▶ **ASSIGNMENT**
In the article below about the Syrian internet blackout, what was the NSA trying to do when it caused the blackout?
Start of SELECTED PASSAGE
In latest Edward Snowden’s profile prepared by Wired two new informations related to US cyberwarfare activity were revealed. First is that NSA caused internet blackout in Syria while trying to deploy exploit in one of Syria’s main routers. Unfortunately instead of accomplishing their goal operatives made router completely unresponsive – effectively cutting off country from foreign internet connections. Combining secret nature of NSA activities with increased rebel activity during that period (November of 2012) the narrative presented by media was naturally much different. Pretty much every major news network claimed (often backed up by source from intelligence / cyber security companies) that Syria’s government is responsible for blackout, and furthermore that it was a deliberate effort in order to prevent global coverage of atrocities that are about to happen. There are two side of this – it might be argued that given unstable situation and callousness of Al-Assad’s regime, government sponsored blackout was the most probable course of action. On the other hand this case brutally reveals how much and to what extend informations about cyberwarfare in all its aspects (be it hacker attacks, cyber espionage, ddos attacks or anything else executed from behind the keyboard) are based on speculations and probability scales. Make no mistake – it is not strictly fault of news networks, or rather it is but there is little they can do about it. In case of rising superpower of news media, the internet outlets of various forms what matters most is page visit counter. While this phenomena is certainly not limited to cyberwarfare reporting, combination of lack of sources, clandestine nature of operations and limited technical knowledge of news staff makes reports even sketchier and more sensationalistic than usual. After all nothing makes a better headline than a cyberattack straight from Tom Clancy’s novel.
End of SELECTED PASSAGE
Start of DATA SECTION
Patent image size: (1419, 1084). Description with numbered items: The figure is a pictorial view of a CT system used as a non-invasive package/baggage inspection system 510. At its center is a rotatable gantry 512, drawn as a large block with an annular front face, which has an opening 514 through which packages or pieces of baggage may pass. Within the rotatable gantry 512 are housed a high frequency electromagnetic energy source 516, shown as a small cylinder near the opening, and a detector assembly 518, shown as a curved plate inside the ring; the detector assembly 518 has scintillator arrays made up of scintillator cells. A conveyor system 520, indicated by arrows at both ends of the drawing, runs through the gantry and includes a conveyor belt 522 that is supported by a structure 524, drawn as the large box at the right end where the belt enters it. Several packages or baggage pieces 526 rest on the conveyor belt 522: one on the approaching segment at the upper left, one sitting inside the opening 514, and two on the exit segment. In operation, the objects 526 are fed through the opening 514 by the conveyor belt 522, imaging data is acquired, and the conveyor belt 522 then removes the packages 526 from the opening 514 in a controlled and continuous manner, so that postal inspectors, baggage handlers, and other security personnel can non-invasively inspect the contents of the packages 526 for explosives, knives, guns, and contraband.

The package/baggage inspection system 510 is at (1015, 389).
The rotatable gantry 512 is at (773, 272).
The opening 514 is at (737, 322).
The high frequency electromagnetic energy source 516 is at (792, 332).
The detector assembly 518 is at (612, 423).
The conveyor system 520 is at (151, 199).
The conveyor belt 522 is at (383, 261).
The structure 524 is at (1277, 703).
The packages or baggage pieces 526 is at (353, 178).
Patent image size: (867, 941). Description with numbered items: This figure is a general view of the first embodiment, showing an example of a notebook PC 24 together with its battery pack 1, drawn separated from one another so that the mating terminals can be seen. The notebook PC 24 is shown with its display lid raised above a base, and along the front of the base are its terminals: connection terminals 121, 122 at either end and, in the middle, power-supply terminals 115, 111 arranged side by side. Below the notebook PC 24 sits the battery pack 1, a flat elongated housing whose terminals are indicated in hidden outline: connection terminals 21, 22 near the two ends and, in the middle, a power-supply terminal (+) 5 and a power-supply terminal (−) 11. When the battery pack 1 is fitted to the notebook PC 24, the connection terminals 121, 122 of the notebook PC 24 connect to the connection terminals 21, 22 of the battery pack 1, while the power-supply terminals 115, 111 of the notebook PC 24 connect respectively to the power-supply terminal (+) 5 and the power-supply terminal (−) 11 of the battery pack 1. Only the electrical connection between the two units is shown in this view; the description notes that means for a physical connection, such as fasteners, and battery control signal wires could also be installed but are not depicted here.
End of DATA SECTION
▶ **RESPONSE AREA**
It was trying to deploy an exploit in one of Syria's main routers.